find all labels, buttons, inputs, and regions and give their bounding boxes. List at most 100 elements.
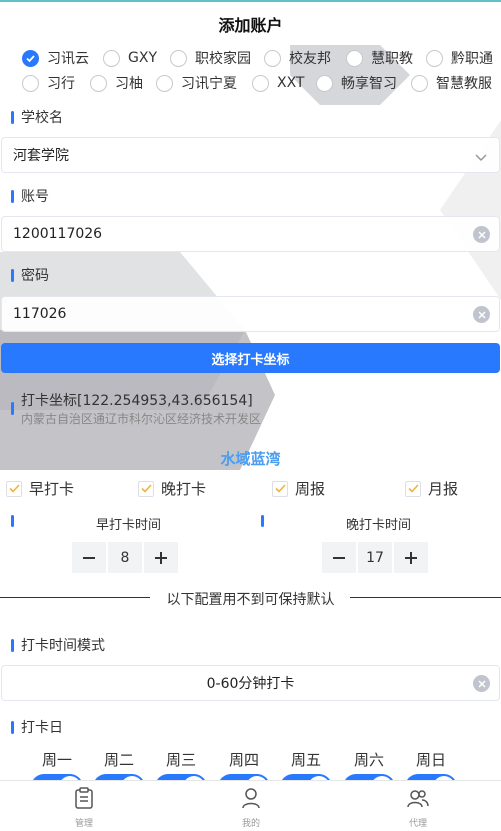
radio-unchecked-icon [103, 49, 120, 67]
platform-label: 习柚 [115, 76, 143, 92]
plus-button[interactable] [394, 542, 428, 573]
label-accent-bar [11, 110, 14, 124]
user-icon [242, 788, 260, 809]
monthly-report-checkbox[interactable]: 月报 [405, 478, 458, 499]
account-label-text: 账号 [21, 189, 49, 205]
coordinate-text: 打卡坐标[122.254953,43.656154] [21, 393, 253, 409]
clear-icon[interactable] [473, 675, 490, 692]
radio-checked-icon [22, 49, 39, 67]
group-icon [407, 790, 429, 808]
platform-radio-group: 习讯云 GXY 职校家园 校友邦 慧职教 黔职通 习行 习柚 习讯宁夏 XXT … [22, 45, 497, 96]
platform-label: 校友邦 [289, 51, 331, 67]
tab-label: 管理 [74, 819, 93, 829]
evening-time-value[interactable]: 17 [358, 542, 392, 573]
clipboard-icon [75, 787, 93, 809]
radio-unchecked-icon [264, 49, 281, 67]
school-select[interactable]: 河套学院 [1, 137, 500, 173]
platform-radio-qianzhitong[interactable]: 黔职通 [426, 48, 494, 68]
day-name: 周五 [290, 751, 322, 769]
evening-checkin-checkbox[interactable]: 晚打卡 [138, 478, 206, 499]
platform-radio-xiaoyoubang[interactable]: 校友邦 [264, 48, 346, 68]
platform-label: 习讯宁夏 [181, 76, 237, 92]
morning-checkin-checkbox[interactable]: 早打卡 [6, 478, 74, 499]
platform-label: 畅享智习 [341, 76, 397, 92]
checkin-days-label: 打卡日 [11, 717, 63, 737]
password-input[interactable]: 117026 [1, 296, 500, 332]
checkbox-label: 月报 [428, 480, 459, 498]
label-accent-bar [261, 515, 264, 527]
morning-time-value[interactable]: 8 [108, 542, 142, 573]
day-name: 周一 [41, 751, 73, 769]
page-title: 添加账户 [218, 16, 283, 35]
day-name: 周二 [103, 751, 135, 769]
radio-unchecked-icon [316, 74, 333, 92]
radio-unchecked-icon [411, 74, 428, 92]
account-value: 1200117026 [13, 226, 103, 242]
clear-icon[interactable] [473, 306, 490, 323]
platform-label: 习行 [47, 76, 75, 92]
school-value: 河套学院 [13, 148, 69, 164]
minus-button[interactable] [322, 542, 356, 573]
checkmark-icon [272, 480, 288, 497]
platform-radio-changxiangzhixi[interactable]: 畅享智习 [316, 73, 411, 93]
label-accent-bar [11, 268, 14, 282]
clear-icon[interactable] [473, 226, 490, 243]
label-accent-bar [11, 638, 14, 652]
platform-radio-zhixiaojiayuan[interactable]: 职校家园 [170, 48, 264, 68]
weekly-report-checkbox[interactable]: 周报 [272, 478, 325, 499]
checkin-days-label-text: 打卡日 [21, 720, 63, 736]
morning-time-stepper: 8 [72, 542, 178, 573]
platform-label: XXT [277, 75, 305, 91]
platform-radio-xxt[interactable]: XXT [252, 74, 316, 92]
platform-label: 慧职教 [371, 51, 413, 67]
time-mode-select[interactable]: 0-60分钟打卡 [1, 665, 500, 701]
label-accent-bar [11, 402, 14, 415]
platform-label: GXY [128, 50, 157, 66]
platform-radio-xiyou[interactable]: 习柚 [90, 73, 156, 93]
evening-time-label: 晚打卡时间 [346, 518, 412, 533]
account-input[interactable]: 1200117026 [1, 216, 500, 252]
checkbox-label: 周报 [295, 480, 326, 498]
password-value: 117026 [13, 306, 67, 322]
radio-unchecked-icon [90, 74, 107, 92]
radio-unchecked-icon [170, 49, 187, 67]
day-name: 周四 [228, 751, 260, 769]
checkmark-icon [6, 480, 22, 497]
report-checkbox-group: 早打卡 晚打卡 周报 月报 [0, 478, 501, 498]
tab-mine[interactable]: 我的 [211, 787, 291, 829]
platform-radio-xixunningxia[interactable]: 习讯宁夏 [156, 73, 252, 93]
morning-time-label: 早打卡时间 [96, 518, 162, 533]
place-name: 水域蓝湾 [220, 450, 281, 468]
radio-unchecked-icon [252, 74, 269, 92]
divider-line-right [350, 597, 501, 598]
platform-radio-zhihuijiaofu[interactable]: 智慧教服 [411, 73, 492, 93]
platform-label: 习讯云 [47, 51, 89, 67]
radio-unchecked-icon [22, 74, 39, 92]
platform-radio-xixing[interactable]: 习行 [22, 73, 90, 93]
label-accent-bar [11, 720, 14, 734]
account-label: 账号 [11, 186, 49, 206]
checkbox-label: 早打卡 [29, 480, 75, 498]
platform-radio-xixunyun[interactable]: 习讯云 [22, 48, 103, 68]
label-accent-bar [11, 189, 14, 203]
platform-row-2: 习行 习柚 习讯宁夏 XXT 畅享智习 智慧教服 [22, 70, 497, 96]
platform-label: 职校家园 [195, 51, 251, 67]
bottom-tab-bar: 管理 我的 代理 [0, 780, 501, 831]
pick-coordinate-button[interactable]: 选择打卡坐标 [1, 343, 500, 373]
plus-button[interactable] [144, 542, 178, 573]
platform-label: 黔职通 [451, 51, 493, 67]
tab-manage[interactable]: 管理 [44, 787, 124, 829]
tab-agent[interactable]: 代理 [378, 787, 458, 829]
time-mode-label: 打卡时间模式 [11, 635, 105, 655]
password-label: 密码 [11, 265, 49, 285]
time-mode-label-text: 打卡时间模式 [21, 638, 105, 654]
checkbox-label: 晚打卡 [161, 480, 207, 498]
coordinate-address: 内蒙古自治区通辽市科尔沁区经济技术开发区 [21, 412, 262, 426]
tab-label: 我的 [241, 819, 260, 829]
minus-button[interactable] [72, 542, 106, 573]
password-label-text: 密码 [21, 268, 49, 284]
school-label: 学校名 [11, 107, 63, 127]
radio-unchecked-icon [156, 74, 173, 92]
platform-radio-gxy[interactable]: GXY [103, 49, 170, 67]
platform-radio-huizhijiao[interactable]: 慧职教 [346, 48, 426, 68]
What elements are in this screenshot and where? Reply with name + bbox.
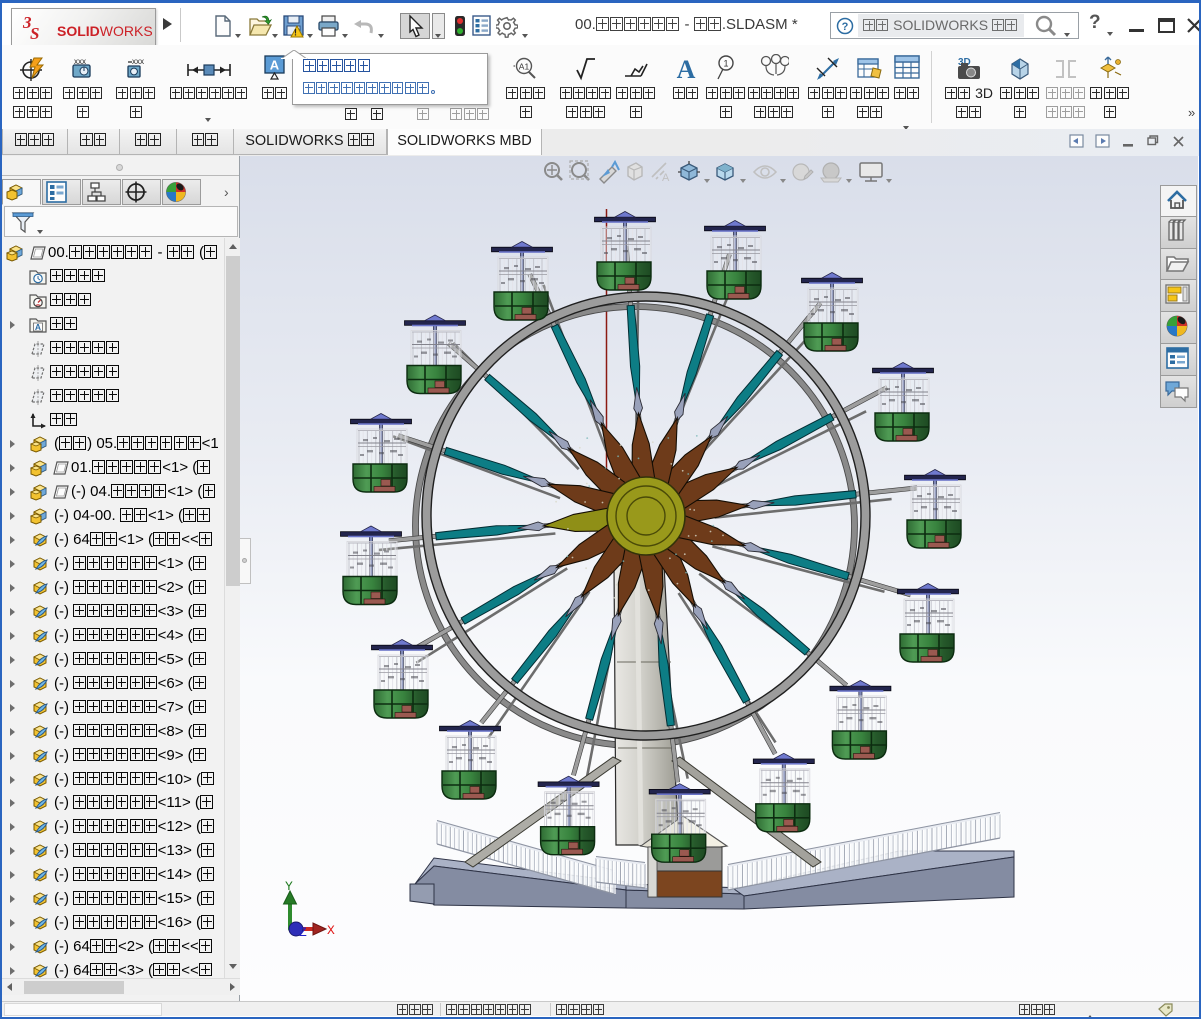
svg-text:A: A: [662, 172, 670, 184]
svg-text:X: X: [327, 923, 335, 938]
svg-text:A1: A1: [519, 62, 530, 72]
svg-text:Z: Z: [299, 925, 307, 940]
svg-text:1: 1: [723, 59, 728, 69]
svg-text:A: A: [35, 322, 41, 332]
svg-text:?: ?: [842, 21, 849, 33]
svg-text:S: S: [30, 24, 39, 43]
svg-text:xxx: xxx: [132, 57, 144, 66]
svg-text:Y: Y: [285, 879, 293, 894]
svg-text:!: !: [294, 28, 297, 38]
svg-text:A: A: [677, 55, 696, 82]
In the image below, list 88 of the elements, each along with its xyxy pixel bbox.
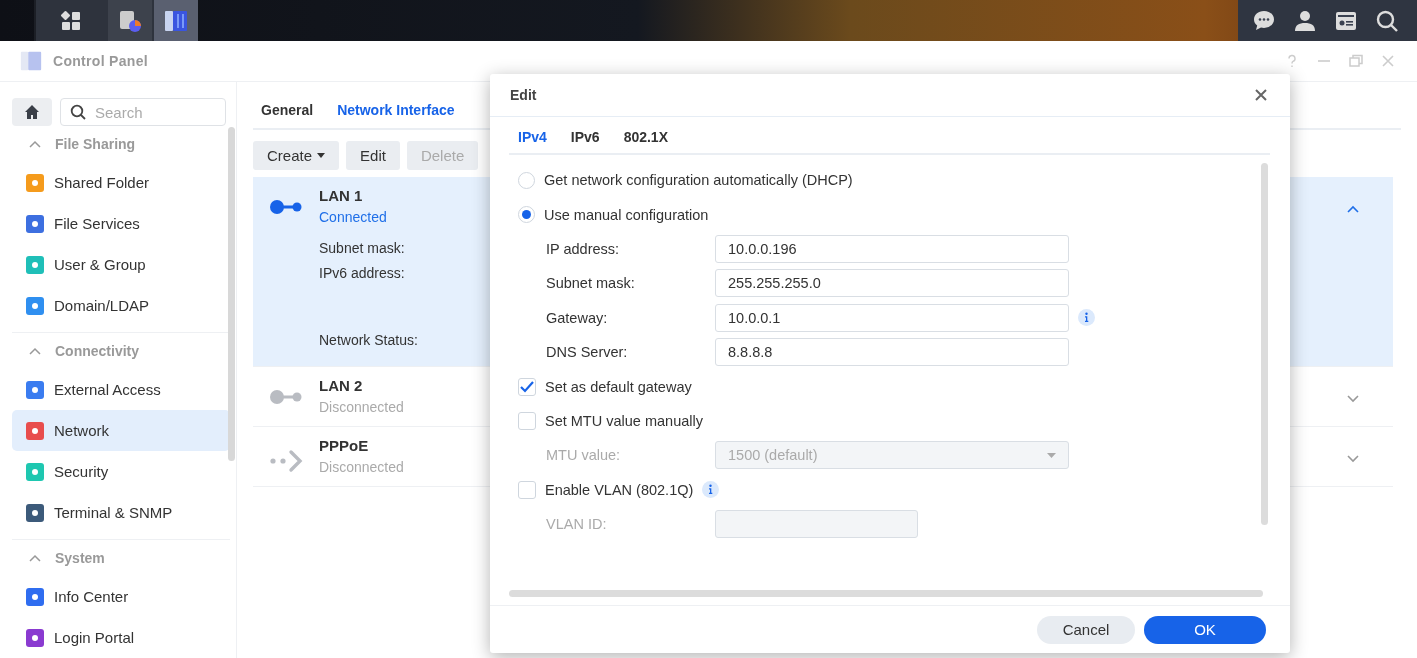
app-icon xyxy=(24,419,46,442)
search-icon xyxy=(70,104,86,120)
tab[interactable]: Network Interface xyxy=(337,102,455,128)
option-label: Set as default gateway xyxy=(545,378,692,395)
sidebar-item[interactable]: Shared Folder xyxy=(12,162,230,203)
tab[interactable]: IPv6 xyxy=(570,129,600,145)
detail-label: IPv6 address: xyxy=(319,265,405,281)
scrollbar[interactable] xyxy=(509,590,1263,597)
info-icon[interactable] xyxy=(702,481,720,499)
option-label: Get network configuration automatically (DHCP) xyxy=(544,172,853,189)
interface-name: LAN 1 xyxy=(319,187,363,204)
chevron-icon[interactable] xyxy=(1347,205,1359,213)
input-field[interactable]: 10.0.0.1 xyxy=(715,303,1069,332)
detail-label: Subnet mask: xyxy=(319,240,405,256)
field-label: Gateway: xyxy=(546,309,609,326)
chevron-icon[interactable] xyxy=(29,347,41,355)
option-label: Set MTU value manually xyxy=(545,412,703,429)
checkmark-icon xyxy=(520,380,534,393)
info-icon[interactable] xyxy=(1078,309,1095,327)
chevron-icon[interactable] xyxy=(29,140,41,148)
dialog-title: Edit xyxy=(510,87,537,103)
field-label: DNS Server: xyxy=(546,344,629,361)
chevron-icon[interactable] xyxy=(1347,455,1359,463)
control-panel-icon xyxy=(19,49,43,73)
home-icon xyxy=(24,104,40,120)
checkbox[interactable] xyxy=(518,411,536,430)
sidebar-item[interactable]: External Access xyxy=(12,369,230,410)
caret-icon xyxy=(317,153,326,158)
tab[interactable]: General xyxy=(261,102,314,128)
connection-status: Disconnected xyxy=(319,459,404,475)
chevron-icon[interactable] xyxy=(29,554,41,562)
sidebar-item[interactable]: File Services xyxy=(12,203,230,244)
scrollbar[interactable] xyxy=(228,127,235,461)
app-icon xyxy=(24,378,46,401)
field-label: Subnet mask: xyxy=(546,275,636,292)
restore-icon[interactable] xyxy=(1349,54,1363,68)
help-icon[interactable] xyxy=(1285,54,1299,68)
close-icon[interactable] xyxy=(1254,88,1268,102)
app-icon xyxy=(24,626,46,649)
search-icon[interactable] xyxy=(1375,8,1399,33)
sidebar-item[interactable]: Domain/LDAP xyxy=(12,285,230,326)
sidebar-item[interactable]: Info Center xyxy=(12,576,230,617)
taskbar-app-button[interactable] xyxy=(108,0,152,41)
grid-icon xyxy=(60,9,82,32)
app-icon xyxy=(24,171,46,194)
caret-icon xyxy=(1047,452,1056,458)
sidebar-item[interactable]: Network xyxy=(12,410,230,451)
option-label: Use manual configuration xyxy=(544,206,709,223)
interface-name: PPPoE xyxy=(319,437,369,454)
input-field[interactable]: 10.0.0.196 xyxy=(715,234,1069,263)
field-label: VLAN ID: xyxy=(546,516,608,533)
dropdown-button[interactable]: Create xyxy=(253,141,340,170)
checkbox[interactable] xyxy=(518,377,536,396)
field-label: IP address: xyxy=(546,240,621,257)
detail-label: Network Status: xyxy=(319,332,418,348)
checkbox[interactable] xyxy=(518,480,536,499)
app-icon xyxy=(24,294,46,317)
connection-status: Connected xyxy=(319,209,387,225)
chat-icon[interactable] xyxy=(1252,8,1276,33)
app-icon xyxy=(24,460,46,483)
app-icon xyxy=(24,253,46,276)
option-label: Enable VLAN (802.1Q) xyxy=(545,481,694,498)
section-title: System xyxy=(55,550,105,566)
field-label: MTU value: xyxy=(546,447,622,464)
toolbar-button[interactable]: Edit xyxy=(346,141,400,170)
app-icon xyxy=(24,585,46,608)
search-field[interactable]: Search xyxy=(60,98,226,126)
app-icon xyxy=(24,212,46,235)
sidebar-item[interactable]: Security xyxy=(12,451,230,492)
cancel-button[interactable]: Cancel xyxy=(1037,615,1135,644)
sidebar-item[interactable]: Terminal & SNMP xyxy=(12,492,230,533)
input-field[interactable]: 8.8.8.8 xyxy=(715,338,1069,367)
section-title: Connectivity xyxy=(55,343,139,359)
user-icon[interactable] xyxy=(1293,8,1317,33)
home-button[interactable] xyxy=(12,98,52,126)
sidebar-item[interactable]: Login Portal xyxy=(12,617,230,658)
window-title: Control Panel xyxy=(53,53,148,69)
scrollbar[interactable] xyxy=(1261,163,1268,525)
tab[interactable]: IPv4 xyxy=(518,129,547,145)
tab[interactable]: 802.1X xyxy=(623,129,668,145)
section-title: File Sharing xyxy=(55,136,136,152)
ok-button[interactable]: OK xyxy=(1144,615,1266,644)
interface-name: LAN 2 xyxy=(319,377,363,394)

----

Goal of the exercise:
Edit the records from the line containing "radio-unchecked-icon [103, 49, 120, 67]" down to the line containing "platform-label: 校友邦 [289, 51, 331, 67]" by replacing "platform-label" with "platform-name", and give only those lines with nothing else changed.

In response:
radio-unchecked-icon [103, 49, 120, 67]
platform-name: 习柚 [115, 76, 143, 92]
plus-button[interactable] [394, 542, 428, 573]
label-accent-bar [11, 110, 14, 124]
user-icon [242, 788, 260, 809]
monthly-report-checkbox[interactable]: 月报 [405, 478, 458, 499]
account-label-text: 账号 [21, 189, 49, 205]
coordinate-text: 打卡坐标[122.254953,43.656154] [21, 393, 253, 409]
clear-icon[interactable] [473, 675, 490, 692]
radio-checked-icon [22, 49, 39, 67]
group-icon [407, 790, 429, 808]
platform-radio-group: 习讯云 GXY 职校家园 校友邦 慧职教 黔职通 习行 习柚 习讯宁夏 XXT … [22, 45, 497, 96]
platform-name: 校友邦 [289, 51, 331, 67]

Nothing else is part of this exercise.